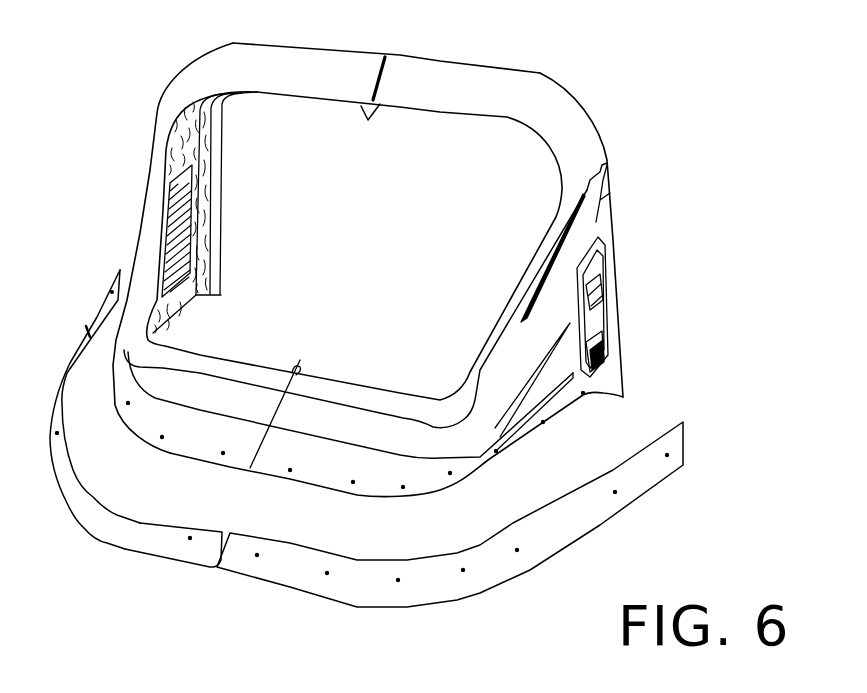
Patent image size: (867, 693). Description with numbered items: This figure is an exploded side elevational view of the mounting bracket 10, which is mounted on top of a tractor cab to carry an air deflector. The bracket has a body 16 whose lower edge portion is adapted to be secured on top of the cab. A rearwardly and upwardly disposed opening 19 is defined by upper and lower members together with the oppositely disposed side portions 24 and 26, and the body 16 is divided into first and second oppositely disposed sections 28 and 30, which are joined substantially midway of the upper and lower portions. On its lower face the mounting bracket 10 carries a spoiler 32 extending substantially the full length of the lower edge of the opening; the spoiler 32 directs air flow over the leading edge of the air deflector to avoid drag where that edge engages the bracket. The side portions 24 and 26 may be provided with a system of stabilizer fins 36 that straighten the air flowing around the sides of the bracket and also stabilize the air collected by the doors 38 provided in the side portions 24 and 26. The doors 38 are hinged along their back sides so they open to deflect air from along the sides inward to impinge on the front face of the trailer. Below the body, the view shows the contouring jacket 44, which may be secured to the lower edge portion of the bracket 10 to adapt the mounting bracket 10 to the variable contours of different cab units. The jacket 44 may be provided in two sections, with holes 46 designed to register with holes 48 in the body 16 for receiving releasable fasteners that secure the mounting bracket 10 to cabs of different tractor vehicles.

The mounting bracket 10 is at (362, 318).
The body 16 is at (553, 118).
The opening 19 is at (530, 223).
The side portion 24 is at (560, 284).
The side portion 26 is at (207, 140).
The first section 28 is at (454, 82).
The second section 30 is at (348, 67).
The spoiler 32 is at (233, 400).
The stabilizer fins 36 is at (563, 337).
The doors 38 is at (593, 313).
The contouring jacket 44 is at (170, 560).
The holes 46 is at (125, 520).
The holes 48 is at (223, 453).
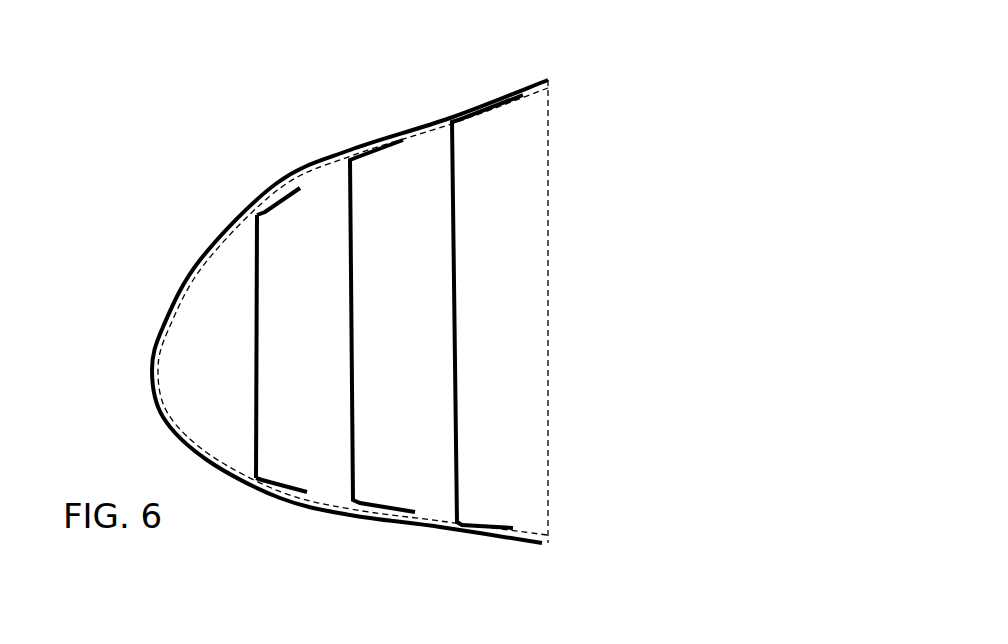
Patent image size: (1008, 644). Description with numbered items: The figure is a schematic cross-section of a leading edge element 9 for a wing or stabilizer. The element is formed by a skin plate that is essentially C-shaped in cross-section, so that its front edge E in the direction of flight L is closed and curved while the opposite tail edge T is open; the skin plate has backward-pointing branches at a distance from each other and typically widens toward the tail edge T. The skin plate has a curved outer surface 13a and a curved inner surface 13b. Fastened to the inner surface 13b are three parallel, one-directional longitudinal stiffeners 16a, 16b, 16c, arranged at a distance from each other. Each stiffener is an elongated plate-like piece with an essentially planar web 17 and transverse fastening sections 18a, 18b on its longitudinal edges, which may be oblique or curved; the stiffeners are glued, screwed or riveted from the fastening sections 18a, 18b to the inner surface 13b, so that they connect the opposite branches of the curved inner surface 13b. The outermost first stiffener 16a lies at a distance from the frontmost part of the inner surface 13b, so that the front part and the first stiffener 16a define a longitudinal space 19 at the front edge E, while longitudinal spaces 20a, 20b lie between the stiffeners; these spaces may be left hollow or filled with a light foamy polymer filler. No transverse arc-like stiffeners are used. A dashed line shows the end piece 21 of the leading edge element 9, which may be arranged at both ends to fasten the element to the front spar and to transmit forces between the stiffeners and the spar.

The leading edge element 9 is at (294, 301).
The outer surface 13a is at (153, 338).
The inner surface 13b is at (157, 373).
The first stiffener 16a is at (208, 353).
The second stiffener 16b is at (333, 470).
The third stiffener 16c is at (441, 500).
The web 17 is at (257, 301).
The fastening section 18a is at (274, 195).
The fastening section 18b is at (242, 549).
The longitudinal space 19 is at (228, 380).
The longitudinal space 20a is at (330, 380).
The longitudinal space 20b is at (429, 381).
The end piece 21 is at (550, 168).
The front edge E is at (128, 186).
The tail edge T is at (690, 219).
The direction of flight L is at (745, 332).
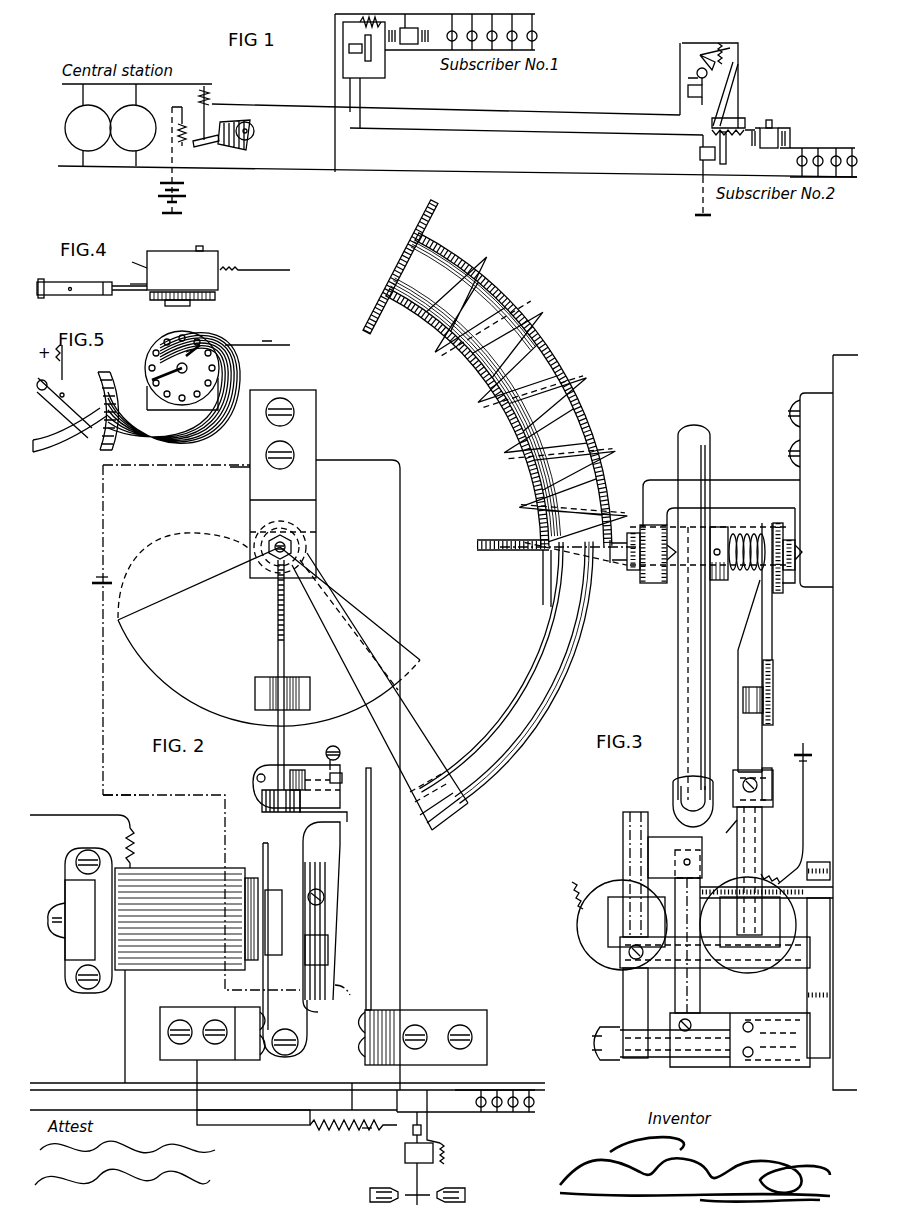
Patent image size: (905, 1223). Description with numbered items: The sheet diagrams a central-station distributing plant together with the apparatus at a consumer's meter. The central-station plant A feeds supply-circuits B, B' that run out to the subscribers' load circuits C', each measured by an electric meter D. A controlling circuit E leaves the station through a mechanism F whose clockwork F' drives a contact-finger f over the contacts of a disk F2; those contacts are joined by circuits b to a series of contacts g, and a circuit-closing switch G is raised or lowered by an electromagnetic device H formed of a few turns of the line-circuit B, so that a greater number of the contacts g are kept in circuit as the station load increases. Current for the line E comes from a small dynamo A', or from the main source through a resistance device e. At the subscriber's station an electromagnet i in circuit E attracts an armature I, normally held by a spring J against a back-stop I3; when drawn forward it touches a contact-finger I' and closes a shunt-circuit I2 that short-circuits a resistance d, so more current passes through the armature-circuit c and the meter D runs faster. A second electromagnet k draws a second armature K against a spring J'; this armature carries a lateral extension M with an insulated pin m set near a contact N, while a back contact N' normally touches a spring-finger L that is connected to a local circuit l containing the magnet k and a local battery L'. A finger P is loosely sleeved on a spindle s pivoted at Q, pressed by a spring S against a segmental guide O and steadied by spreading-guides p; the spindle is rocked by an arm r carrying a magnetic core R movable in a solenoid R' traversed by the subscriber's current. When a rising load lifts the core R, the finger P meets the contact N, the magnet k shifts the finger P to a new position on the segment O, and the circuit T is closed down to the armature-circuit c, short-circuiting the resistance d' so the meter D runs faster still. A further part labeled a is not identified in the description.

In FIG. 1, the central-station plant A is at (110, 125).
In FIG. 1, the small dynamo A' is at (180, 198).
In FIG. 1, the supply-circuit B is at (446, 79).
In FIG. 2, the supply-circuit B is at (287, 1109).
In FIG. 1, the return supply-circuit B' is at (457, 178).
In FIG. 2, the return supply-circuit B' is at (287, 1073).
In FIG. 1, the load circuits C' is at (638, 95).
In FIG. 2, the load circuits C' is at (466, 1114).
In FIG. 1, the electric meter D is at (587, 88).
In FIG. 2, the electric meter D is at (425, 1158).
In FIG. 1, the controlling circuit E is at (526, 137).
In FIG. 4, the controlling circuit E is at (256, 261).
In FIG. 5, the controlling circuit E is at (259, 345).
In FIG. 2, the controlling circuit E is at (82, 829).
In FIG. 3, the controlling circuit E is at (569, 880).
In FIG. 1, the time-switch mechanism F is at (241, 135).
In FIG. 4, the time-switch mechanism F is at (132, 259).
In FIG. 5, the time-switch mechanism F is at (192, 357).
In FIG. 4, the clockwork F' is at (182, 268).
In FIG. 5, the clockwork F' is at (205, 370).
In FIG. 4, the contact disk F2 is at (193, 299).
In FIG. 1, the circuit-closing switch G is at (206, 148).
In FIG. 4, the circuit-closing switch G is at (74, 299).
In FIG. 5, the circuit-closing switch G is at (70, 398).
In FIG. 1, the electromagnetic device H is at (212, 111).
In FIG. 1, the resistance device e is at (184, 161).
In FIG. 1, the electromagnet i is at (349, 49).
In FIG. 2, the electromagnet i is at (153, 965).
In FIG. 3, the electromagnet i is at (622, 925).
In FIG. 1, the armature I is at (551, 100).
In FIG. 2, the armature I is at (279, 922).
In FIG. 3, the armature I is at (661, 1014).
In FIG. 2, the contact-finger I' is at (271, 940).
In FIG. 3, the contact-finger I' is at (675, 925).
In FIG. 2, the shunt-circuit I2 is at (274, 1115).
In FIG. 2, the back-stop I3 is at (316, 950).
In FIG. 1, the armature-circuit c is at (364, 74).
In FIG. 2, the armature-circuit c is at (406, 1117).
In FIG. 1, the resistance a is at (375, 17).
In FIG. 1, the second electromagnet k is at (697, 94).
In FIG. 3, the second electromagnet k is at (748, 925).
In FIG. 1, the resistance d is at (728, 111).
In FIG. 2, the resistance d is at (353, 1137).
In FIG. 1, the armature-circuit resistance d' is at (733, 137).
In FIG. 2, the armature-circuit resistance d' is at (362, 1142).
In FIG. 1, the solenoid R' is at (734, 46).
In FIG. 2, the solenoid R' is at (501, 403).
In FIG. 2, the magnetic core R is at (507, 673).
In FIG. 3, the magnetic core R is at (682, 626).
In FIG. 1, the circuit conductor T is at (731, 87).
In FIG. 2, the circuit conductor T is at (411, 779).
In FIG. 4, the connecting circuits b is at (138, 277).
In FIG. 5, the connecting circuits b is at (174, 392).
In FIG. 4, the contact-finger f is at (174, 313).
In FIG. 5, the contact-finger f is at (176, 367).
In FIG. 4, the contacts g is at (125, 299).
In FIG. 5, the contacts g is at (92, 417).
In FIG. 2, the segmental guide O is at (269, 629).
==*==
## TASK REQUIREMENTS
Extract every line from the entries, unchanged, starting at the line that contains "Patent image size: (1008, 644)." and ending at the line that contains "The second stiffener 16b is at (333, 470).", with both of those lines included.

## IN RESPONSE
Patent image size: (1008, 644). Description with numbered items: The figure is a schematic cross-section of a leading edge element 9 for a wing or stabilizer. The element is formed by a skin plate that is essentially C-shaped in cross-section, so that its front edge E in the direction of flight L is closed and curved while the opposite tail edge T is open; the skin plate has backward-pointing branches at a distance from each other and typically widens toward the tail edge T. The skin plate has a curved outer surface 13a and a curved inner surface 13b. Fastened to the inner surface 13b are three parallel, one-directional longitudinal stiffeners 16a, 16b, 16c, arranged at a distance from each other. Each stiffener is an elongated plate-like piece with an essentially planar web 17 and transverse fastening sections 18a, 18b on its longitudinal edges, which may be oblique or curved; the stiffeners are glued, screwed or riveted from the fastening sections 18a, 18b to the inner surface 13b, so that they connect the opposite branches of the curved inner surface 13b. The outermost first stiffener 16a lies at a distance from the frontmost part of the inner surface 13b, so that the front part and the first stiffener 16a define a longitudinal space 19 at the front edge E, while longitudinal spaces 20a, 20b lie between the stiffeners; these spaces may be left hollow or filled with a light foamy polymer filler. No transverse arc-like stiffeners are used. A dashed line shows the end piece 21 of the leading edge element 9, which may be arranged at both ends to fasten the element to the front spar and to transmit forces between the stiffeners and the spar.

The leading edge element 9 is at (294, 301).
The outer surface 13a is at (153, 338).
The inner surface 13b is at (157, 373).
The first stiffener 16a is at (208, 353).
The second stiffener 16b is at (333, 470).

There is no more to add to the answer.